◆ **Entries provided**
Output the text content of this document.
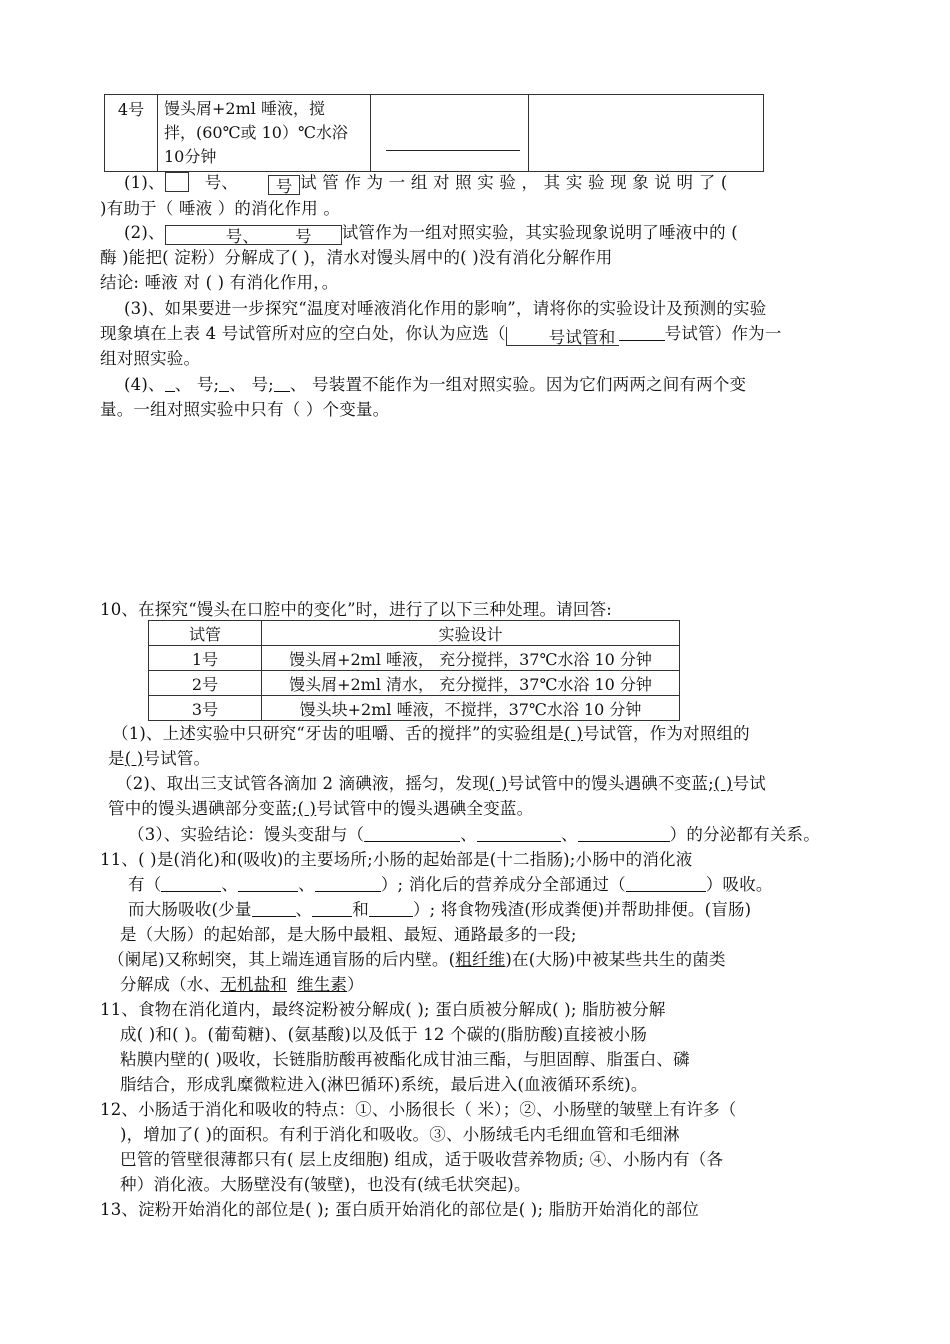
4号	馒头屑+2ml 唾液，搅
拌，(60℃或 10）℃水浴
10分钟

(1)、 号、 号 试 管 作 为 一 组 对 照 实 验 ， 其 实 验 现 象 说 明 了 (
)有助于（ 唾液 ）的消化作用 。
(2)、	号、 号 试管作为一组对照实验，其实验现象说明了唾液中的 (
酶 )能把( 淀粉）分解成了( )，清水对馒头屑中的( )没有消化分解作用
结论: 唾液 对 ( ) 有消化作用，。
(3)、如果要进一步探究“温度对唾液消化作用的影响”，请将你的实验设计及预测的实验
现象填在上表 4 号试管所对应的空白处，你认为应选（	号试管和	号试管）作为一
组对照实验。
(4)、 、 号; 、 号; 、 号装置不能作为一组对照实验。因为它们两两之间有两个变
量。一组对照实验中只有（ ）个变量。
10、在探究“馒头在口腔中的变化”时，进行了以下三种处理。请回答:
试管	实验设计
1号	馒头屑+2ml 唾液， 充分搅拌，37℃水浴 10 分钟
2号	馒头屑+2ml 清水， 充分搅拌，37℃水浴 10 分钟
3号	馒头块+2ml 唾液，不搅拌，37℃水浴 10 分钟
（1)、上述实验中只研究“牙齿的咀嚼、舌的搅拌”的实验组是( )号试管，作为对照组的
是( )号试管。
（2)、取出三支试管各滴加 2 滴碘液，摇匀，发现( )号试管中的馒头遇碘不变蓝;( )号试
管中的馒头遇碘部分变蓝;( )号试管中的馒头遇碘全变蓝。
（3）、实验结论：馒头变甜与（	、	、	）的分泌都有关系。
11、( )是(消化)和(吸收)的主要场所;小肠的起始部是(十二指肠);小肠中的消化液
有（	、	、	）; 消化后的营养成分全部通过（	）吸收。
而大肠吸收(少量	、 和	）; 将食物残渣(形成粪便)并帮助排便。(盲肠)
是（大肠）的起始部，是大肠中最粗、最短、通路最多的一段;
（阑尾)又称蚓突，其上端连通盲肠的后内壁。(粗纤维)在(大肠)中被某些共生的菌类
分解成（水、无机盐和 维生素）
11、食物在消化道内，最终淀粉被分解成( ); 蛋白质被分解成( ); 脂肪被分解
成( )和( )。(葡萄糖)、(氨基酸)以及低于 12 个碳的(脂肪酸)直接被小肠
粘膜内壁的( )吸收，长链脂肪酸再被酯化成甘油三酯，与胆固醇、脂蛋白、磷
脂结合，形成乳糜微粒进入(淋巴循环)系统，最后进入(血液循环系统)。
12、小肠适于消化和吸收的特点：①、小肠很长（ 米）；②、小肠壁的皱壁上有许多（
)，增加了( )的面积。有利于消化和吸收。③、小肠绒毛内毛细血管和毛细淋
巴管的管壁很薄都只有( 层上皮细胞) 组成，适于吸收营养物质; ④、小肠内有（各
种）消化液。大肠壁没有(皱壁)，也没有(绒毛状突起)。
13、淀粉开始消化的部位是( ); 蛋白质开始消化的部位是( ); 脂肪开始消化的部位
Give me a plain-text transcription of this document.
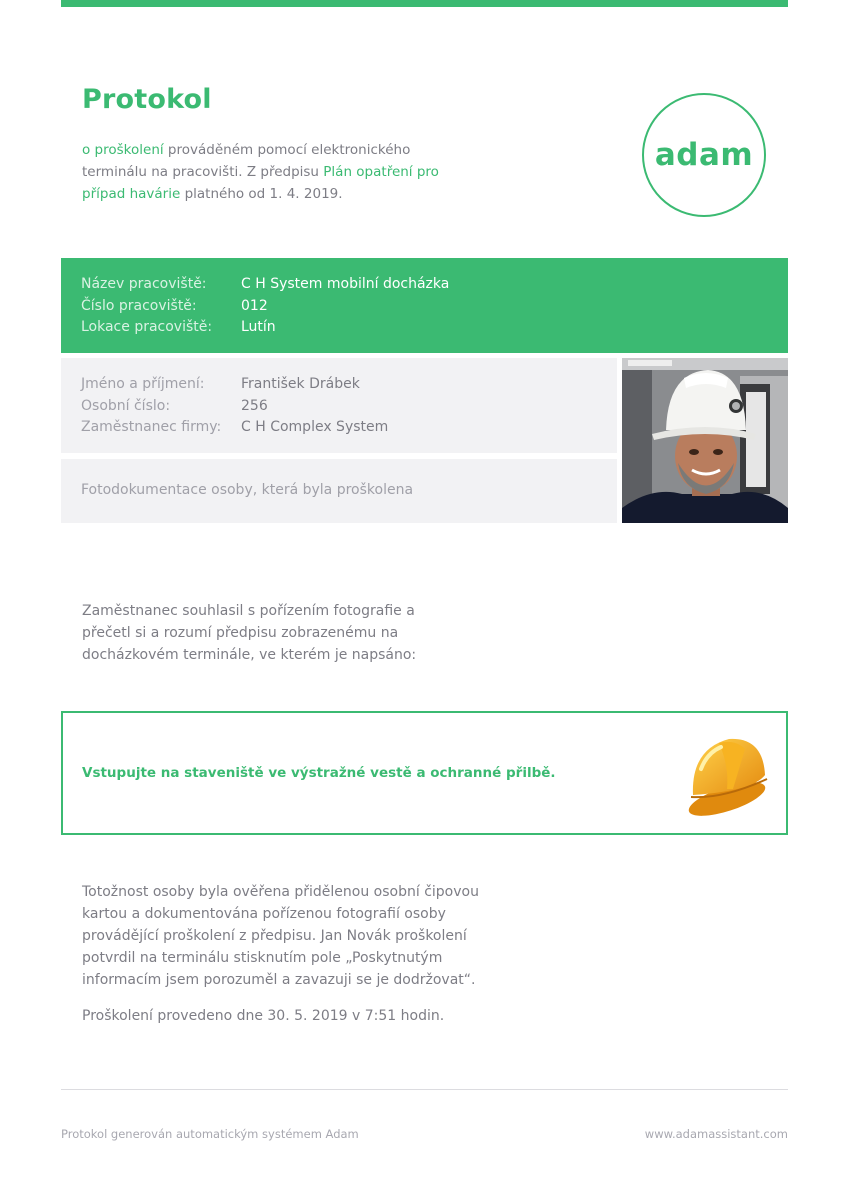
Protokol
o proškolení prováděném pomocí elektronického terminálu na pracovišti. Z předpisu Plán opatření pro případ havárie platného od 1. 4. 2019.
adam
Název pracoviště: C H System mobilní docházka
Číslo pracoviště:	012
Lokace pracoviště: Lutín
Jméno a příjmení:	František Drábek
Osobní číslo:	256
Zaměstnanec firmy: C H Complex System
Fotodokumentace osoby, která byla proškolena
Zaměstnanec souhlasil s pořízením fotografie a přečetl si a rozumí předpisu zobrazenému na docházkovém terminále, ve kterém je napsáno:
Vstupujte na staveniště ve výstražné vestě a ochranné přilbě.
Totožnost osoby byla ověřena přidělenou osobní čipovou kartou a dokumentována pořízenou fotografií osoby provádějící proškolení z předpisu. Jan Novák proškolení potvrdil na terminálu stisknutím pole „Poskytnutým informacím jsem porozuměl a zavazuji se je dodržovat“.
Proškolení provedeno dne 30. 5. 2019 v 7:51 hodin.
Protokol generován automatickým systémem Adam	www.adamassistant.com
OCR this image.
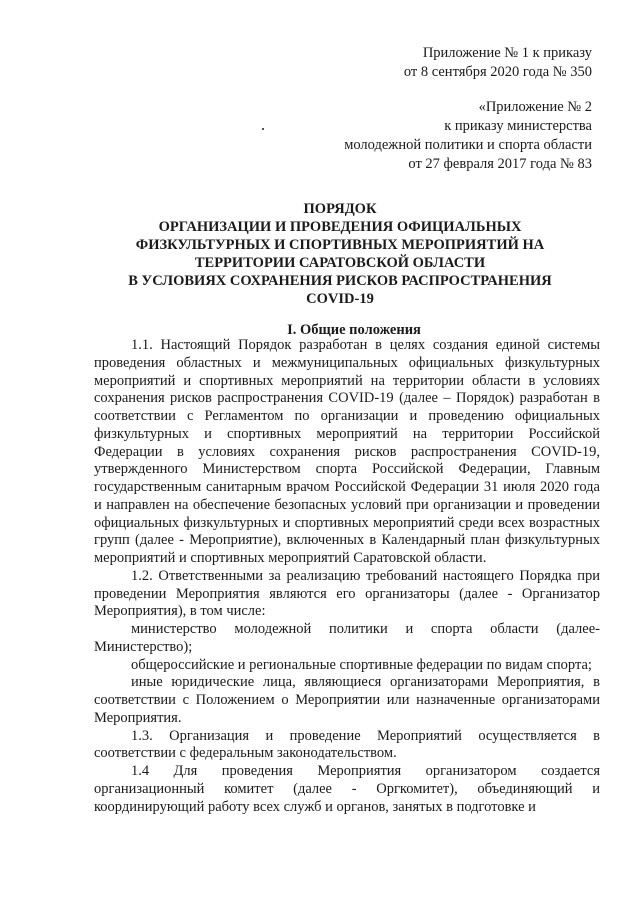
Приложение № 1 к приказу
от 8 сентября 2020 года № 350
«Приложение № 2
к приказу министерства
молодежной политики и спорта области
от 27 февраля 2017 года № 83
ПОРЯДОК
ОРГАНИЗАЦИИ И ПРОВЕДЕНИЯ ОФИЦИАЛЬНЫХ
ФИЗКУЛЬТУРНЫХ И СПОРТИВНЫХ МЕРОПРИЯТИЙ НА
ТЕРРИТОРИИ САРАТОВСКОЙ ОБЛАСТИ
В УСЛОВИЯХ СОХРАНЕНИЯ РИСКОВ РАСПРОСТРАНЕНИЯ
COVID-19
I. Общие положения

1.1. Настоящий Порядок разработан в целях создания единой системы проведения областных и межмуниципальных официальных физкультурных мероприятий и спортивных мероприятий на территории области в условиях сохранения рисков распространения COVID-19 (далее – Порядок) разработан в соответствии с Регламентом по организации и проведению официальных физкультурных и спортивных мероприятий на территории Российской Федерации в условиях сохранения рисков распространения COVID-19, утвержденного Министерством спорта Российской Федерации, Главным государственным санитарным врачом Российской Федерации 31 июля 2020 года и направлен на обеспечение безопасных условий при организации и проведении официальных физкультурных и спортивных мероприятий среди всех возрастных групп (далее - Мероприятие), включенных в Календарный план физкультурных мероприятий и спортивных мероприятий Саратовской области.

1.2. Ответственными за реализацию требований настоящего Порядка при проведении Мероприятия являются его организаторы (далее - Организатор Мероприятия), в том числе:

министерство молодежной политики и спорта области (далее- Министерство);

общероссийские и региональные спортивные федерации по видам спорта;

иные юридические лица, являющиеся организаторами Мероприятия, в соответствии с Положением о Мероприятии или назначенные организаторами Мероприятия.

1.3. Организация и проведение Мероприятий осуществляется в соответствии с федеральным законодательством.

1.4 Для проведения Мероприятия организатором создается организационный комитет (далее - Оргкомитет), объединяющий и координирующий работу всех служб и органов, занятых в подготовке и
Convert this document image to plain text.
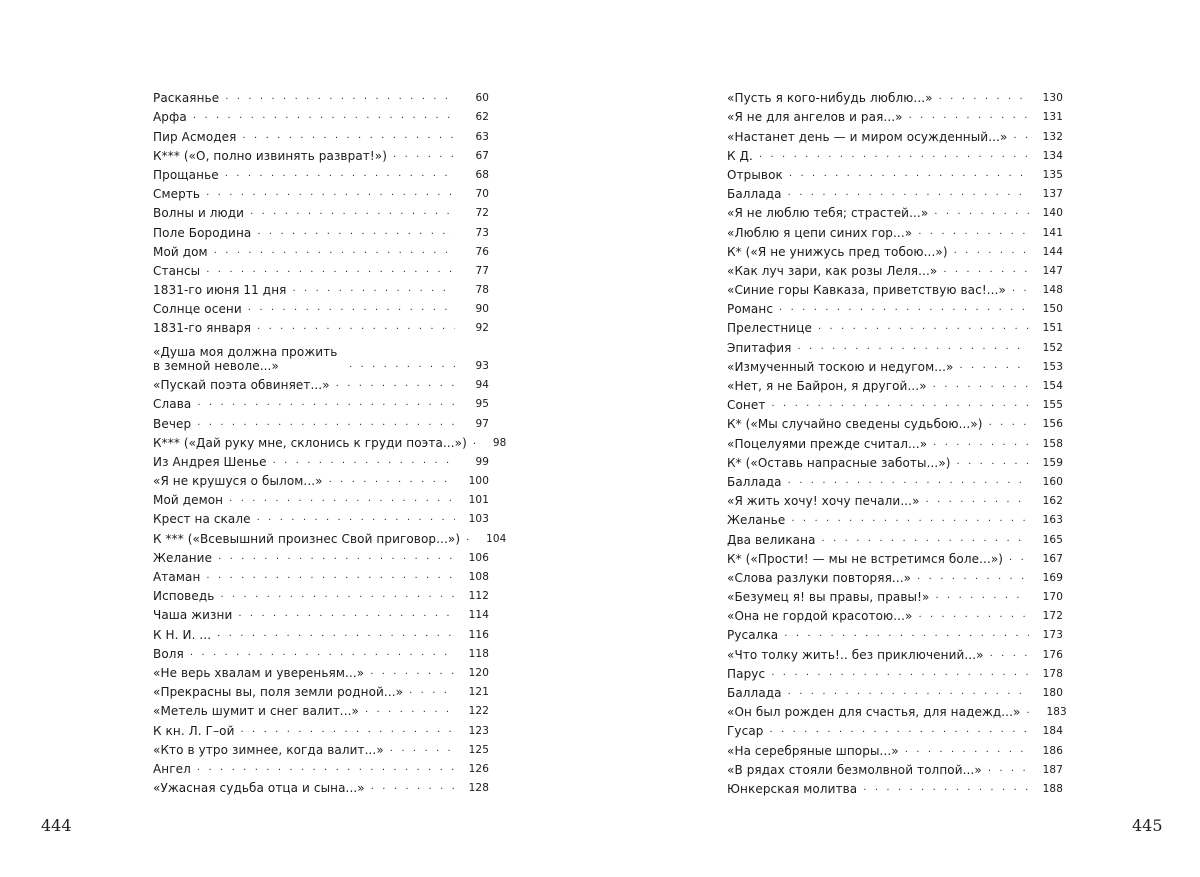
Раскаянье . . .	60
Арфа . . .	62
Пир Асмодея . . .	63
К*** («О, полно извинять разврат!») . . .	67
Прощанье . . .	68
Смерть . . .	70
Волны и люди . . .	72
Поле Бородина . . .	73
Мой дом . . .	76
Стансы . . .	77
1831-го июня 11 дня . . .	78
Солнце осени . . .	90
1831-го января . . .	92
«Душа моя должна прожить в земной неволе...» . . .	93
«Пускай поэта обвиняет...» . . .	94
Слава . . .	95
Вечер . . .	97
К*** («Дай руку мне, склонись к груди поэта...») . . . 98
Из Андрея Шенье . . .	99
«Я не крушуся о былом...» . . .	100
Мой демон . . .	101
Крест на скале . . .	103
К *** («Всевышний произнес Свой приговор...») . . . 104
Желание . . .	106
Атаман . . .	108
Исповедь . . .	112
Чаша жизни . . .	114
К Н. И. ... . . .	116
Воля . . .	118
«Не верь хвалам и увереньям...» . . .	120
«Прекрасны вы, поля земли родной...» . . .	121
«Метель шумит и снег валит...» . . .	122
К кн. Л. Г–ой . . .	123
«Кто в утро зимнее, когда валит...» . . .	125
Ангел . . .	126
«Ужасная судьба отца и сына...» . . .	128
«Пусть я кого-нибудь люблю...» . . .	130
«Я не для ангелов и рая...» . . .	131
«Настанет день — и миром осужденный...» . . .	132
К Д. . . .	134
Отрывок . . .	135
Баллада . . .	137
«Я не люблю тебя; страстей...» . . .	140
«Люблю я цепи синих гор...» . . .	141
К* («Я не унижусь пред тобою...») . . .	144
«Как луч зари, как розы Леля...» . . .	147
«Синие горы Кавказа, приветствую вас!...» . . .	148
Романс . . .	150
Прелестнице . . .	151
Эпитафия . . .	152
«Измученный тоскою и недугом...» . . .	153
«Нет, я не Байрон, я другой...» . . .	154
Сонет . . .	155
К* («Мы случайно сведены судьбою...») . . .	156
«Поцелуями прежде считал...» . . .	158
К* («Оставь напрасные заботы...») . . .	159
Баллада . . .	160
«Я жить хочу! хочу печали...» . . .	162
Желанье . . .	163
Два великана . . .	165
К* («Прости! — мы не встретимся боле...») . . .	167
«Слова разлуки повторяя...» . . .	169
«Безумец я! вы правы, правы!» . . .	170
«Она не гордой красотою...» . . .	172
Русалка . . .	173
«Что толку жить!.. без приключений...» . . .	176
Парус . . .	178
Баллада . . .	180
«Он был рожден для счастья, для надежд...» . . . 183
Гусар . . .	184
«На серебряные шпоры...» . . .	186
«В рядах стояли безмолвной толпой...» . . .	187
Юнкерская молитва . . .	188
444	445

◆ **What you are asked to do**
Review the material and copy each line in which the word "image" appears.

◆ **Task result**
OCR this image.
Convert this document image to plain text.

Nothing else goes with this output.